Below you will find a set of lines. Repeat them all exactly.

---- Material provided

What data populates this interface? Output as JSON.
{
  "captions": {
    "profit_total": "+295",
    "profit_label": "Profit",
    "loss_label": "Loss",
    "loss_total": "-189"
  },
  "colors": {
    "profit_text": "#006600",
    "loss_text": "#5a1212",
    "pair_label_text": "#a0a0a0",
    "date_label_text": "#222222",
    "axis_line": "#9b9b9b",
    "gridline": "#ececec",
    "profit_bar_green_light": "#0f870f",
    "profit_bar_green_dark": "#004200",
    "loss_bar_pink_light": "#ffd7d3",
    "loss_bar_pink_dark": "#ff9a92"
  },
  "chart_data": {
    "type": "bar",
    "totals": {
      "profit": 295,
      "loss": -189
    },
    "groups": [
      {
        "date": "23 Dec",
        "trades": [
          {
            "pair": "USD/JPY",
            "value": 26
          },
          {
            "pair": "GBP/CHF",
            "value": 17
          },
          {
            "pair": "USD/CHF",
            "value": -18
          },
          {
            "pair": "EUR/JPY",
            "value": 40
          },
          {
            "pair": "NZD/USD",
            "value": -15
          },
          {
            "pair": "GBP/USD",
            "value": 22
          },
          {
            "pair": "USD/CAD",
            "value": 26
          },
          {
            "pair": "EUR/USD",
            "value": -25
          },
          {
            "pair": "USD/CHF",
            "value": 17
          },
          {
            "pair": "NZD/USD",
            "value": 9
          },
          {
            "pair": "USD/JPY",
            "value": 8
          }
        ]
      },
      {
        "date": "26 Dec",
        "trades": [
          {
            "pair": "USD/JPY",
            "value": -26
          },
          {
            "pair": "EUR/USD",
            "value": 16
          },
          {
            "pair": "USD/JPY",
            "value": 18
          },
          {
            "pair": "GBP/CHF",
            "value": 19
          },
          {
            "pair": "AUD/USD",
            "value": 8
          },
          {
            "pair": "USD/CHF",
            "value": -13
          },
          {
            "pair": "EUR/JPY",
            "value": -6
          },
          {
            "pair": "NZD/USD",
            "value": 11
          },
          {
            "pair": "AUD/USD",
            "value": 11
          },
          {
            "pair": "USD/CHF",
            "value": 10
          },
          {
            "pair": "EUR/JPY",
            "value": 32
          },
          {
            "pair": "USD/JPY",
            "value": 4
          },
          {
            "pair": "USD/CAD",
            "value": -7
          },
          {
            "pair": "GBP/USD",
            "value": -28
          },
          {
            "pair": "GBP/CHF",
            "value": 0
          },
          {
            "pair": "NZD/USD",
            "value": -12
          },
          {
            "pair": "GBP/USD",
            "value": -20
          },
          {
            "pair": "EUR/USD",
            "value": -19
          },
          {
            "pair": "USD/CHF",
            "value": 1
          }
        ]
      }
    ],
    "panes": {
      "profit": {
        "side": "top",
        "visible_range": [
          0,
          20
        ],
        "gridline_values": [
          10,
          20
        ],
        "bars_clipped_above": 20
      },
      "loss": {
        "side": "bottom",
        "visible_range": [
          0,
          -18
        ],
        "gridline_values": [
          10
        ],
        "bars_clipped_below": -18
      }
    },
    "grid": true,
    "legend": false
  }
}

--------

▶ **Worked solution**
What data populates this interface? Output as JSON.
{
  "captions": {
    "profit_total": "+295",
    "profit_label": "Profit",
    "loss_label": "Loss",
    "loss_total": "-189"
  },
  "colors": {
    "profit_text": "#006600",
    "loss_text": "#5a1212",
    "pair_label_text": "#a0a0a0",
    "date_label_text": "#222222",
    "axis_line": "#9b9b9b",
    "gridline": "#ececec",
    "profit_bar_green_light": "#0f870f",
    "profit_bar_green_dark": "#004200",
    "loss_bar_pink_light": "#ffd7d3",
    "loss_bar_pink_dark": "#ff9a92"
  },
  "chart_data": {
    "type": "bar",
    "totals": {
      "profit": 295,
      "loss": -189
    },
    "groups": [
      {
        "date": "23 Dec",
        "trades": [
          {
            "pair": "USD/JPY",
            "value": 26
          },
          {
            "pair": "GBP/CHF",
            "value": 17
          },
          {
            "pair": "USD/CHF",
            "value": -18
          },
          {
            "pair": "EUR/JPY",
            "value": 40
          },
          {
            "pair": "NZD/USD",
            "value": -15
          },
          {
            "pair": "GBP/USD",
            "value": 22
          },
          {
            "pair": "USD/CAD",
            "value": 26
          },
          {
            "pair": "EUR/USD",
            "value": -25
          },
          {
            "pair": "USD/CHF",
            "value": 17
          },
          {
            "pair": "NZD/USD",
            "value": 9
          },
          {
            "pair": "USD/JPY",
            "value": 8
          }
        ]
      },
      {
        "date": "26 Dec",
        "trades": [
          {
            "pair": "USD/JPY",
            "value": -26
          },
          {
            "pair": "EUR/USD",
            "value": 16
          },
          {
            "pair": "USD/JPY",
            "value": 18
          },
          {
            "pair": "GBP/CHF",
            "value": 19
          },
          {
            "pair": "AUD/USD",
            "value": 8
          },
          {
            "pair": "USD/CHF",
            "value": -13
          },
          {
            "pair": "EUR/JPY",
            "value": -6
          },
          {
            "pair": "NZD/USD",
            "value": 11
          },
          {
            "pair": "AUD/USD",
            "value": 11
          },
          {
            "pair": "USD/CHF",
            "value": 10
          },
          {
            "pair": "EUR/JPY",
            "value": 32
          },
          {
            "pair": "USD/JPY",
            "value": 4
          },
          {
            "pair": "USD/CAD",
            "value": -7
          },
          {
            "pair": "GBP/USD",
            "value": -28
          },
          {
            "pair": "GBP/CHF",
            "value": 0
          },
          {
            "pair": "NZD/USD",
            "value": -12
          },
          {
            "pair": "GBP/USD",
            "value": -20
          },
          {
            "pair": "EUR/USD",
            "value": -19
          },
          {
            "pair": "USD/CHF",
            "value": 1
          }
        ]
      }
    ],
    "panes": {
      "profit": {
        "side": "top",
        "visible_range": [
          0,
          20
        ],
        "gridline_values": [
          10,
          20
        ],
        "bars_clipped_above": 20
      },
      "loss": {
        "side": "bottom",
        "visible_range": [
          0,
          -18
        ],
        "gridline_values": [
          10
        ],
        "bars_clipped_below": -18
      }
    },
    "grid": true,
    "legend": false
  }
}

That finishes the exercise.